▸ **PROBLEM REQUIREMENTS**: Take the material and output all of it exactly.

▸ **SUPPLIED DATA**:

==*==

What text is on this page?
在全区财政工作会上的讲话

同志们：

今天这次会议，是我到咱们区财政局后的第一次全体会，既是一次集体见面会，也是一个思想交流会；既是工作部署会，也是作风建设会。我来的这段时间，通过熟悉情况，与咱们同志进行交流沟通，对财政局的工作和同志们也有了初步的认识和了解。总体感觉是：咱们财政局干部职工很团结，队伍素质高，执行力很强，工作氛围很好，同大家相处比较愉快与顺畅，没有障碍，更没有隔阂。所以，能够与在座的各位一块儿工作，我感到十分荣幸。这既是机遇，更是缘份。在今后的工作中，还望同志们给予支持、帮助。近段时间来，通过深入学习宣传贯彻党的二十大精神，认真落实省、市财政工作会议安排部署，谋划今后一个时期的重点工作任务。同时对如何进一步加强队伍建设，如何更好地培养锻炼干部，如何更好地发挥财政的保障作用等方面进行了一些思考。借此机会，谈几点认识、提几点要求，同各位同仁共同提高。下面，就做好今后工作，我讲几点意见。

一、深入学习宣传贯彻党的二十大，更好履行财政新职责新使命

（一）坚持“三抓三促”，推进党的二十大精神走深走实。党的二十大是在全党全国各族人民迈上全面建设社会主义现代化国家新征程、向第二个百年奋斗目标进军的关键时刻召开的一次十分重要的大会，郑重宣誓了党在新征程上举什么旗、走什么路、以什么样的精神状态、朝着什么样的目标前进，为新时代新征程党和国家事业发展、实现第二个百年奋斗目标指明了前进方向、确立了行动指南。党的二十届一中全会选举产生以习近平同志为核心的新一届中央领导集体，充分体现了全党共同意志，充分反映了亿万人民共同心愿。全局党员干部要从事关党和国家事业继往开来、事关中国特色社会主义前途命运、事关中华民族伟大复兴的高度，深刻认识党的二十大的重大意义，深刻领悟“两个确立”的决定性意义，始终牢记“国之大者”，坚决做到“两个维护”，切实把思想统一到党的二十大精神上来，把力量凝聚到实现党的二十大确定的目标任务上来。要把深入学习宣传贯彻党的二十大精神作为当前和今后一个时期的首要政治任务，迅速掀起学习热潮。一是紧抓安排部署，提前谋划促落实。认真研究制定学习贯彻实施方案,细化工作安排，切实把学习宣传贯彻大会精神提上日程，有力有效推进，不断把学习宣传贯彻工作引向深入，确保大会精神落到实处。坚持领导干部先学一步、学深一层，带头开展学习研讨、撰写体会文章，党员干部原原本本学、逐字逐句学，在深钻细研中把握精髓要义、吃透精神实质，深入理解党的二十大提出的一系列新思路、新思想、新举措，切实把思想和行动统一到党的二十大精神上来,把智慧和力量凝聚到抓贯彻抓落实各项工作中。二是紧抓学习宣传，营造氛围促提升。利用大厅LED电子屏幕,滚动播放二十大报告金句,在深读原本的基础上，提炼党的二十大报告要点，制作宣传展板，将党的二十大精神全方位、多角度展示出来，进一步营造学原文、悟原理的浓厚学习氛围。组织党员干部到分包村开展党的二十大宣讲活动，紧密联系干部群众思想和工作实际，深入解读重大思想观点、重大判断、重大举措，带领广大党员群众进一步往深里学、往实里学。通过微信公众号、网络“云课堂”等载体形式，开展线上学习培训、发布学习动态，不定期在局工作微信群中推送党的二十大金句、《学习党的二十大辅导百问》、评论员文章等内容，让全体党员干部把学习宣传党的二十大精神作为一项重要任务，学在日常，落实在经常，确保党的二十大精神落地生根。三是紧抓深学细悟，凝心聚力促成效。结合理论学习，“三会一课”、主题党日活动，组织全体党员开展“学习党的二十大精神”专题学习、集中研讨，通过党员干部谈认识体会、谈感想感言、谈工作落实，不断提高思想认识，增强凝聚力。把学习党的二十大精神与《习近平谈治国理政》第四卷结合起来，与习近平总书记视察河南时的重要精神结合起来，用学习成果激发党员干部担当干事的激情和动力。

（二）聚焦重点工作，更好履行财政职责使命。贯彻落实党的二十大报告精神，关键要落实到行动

==*==

▸ **RESULT FOR THIS EXERCISE**:
What text is on this page?
在全区财政工作会上的讲话

同志们：

今天这次会议，是我到咱们区财政局后的第一次全体会，既是一次集体见面会，也是一个思想交流会；既是工作部署会，也是作风建设会。我来的这段时间，通过熟悉情况，与咱们同志进行交流沟通，对财政局的工作和同志们也有了初步的认识和了解。总体感觉是：咱们财政局干部职工很团结，队伍素质高，执行力很强，工作氛围很好，同大家相处比较愉快与顺畅，没有障碍，更没有隔阂。所以，能够与在座的各位一块儿工作，我感到十分荣幸。这既是机遇，更是缘份。在今后的工作中，还望同志们给予支持、帮助。近段时间来，通过深入学习宣传贯彻党的二十大精神，认真落实省、市财政工作会议安排部署，谋划今后一个时期的重点工作任务。同时对如何进一步加强队伍建设，如何更好地培养锻炼干部，如何更好地发挥财政的保障作用等方面进行了一些思考。借此机会，谈几点认识、提几点要求，同各位同仁共同提高。下面，就做好今后工作，我讲几点意见。

一、深入学习宣传贯彻党的二十大，更好履行财政新职责新使命

（一）坚持“三抓三促”，推进党的二十大精神走深走实。党的二十大是在全党全国各族人民迈上全面建设社会主义现代化国家新征程、向第二个百年奋斗目标进军的关键时刻召开的一次十分重要的大会，郑重宣誓了党在新征程上举什么旗、走什么路、以什么样的精神状态、朝着什么样的目标前进，为新时代新征程党和国家事业发展、实现第二个百年奋斗目标指明了前进方向、确立了行动指南。党的二十届一中全会选举产生以习近平同志为核心的新一届中央领导集体，充分体现了全党共同意志，充分反映了亿万人民共同心愿。全局党员干部要从事关党和国家事业继往开来、事关中国特色社会主义前途命运、事关中华民族伟大复兴的高度，深刻认识党的二十大的重大意义，深刻领悟“两个确立”的决定性意义，始终牢记“国之大者”，坚决做到“两个维护”，切实把思想统一到党的二十大精神上来，把力量凝聚到实现党的二十大确定的目标任务上来。要把深入学习宣传贯彻党的二十大精神作为当前和今后一个时期的首要政治任务，迅速掀起学习热潮。一是紧抓安排部署，提前谋划促落实。认真研究制定学习贯彻实施方案,细化工作安排，切实把学习宣传贯彻大会精神提上日程，有力有效推进，不断把学习宣传贯彻工作引向深入，确保大会精神落到实处。坚持领导干部先学一步、学深一层，带头开展学习研讨、撰写体会文章，党员干部原原本本学、逐字逐句学，在深钻细研中把握精髓要义、吃透精神实质，深入理解党的二十大提出的一系列新思路、新思想、新举措，切实把思想和行动统一到党的二十大精神上来,把智慧和力量凝聚到抓贯彻抓落实各项工作中。二是紧抓学习宣传，营造氛围促提升。利用大厅LED电子屏幕,滚动播放二十大报告金句,在深读原本的基础上，提炼党的二十大报告要点，制作宣传展板，将党的二十大精神全方位、多角度展示出来，进一步营造学原文、悟原理的浓厚学习氛围。组织党员干部到分包村开展党的二十大宣讲活动，紧密联系干部群众思想和工作实际，深入解读重大思想观点、重大判断、重大举措，带领广大党员群众进一步往深里学、往实里学。通过微信公众号、网络“云课堂”等载体形式，开展线上学习培训、发布学习动态，不定期在局工作微信群中推送党的二十大金句、《学习党的二十大辅导百问》、评论员文章等内容，让全体党员干部把学习宣传党的二十大精神作为一项重要任务，学在日常，落实在经常，确保党的二十大精神落地生根。三是紧抓深学细悟，凝心聚力促成效。结合理论学习，“三会一课”、主题党日活动，组织全体党员开展“学习党的二十大精神”专题学习、集中研讨，通过党员干部谈认识体会、谈感想感言、谈工作落实，不断提高思想认识，增强凝聚力。把学习党的二十大精神与《习近平谈治国理政》第四卷结合起来，与习近平总书记视察河南时的重要精神结合起来，用学习成果激发党员干部担当干事的激情和动力。

（二）聚焦重点工作，更好履行财政职责使命。贯彻落实党的二十大报告精神，关键要落实到行动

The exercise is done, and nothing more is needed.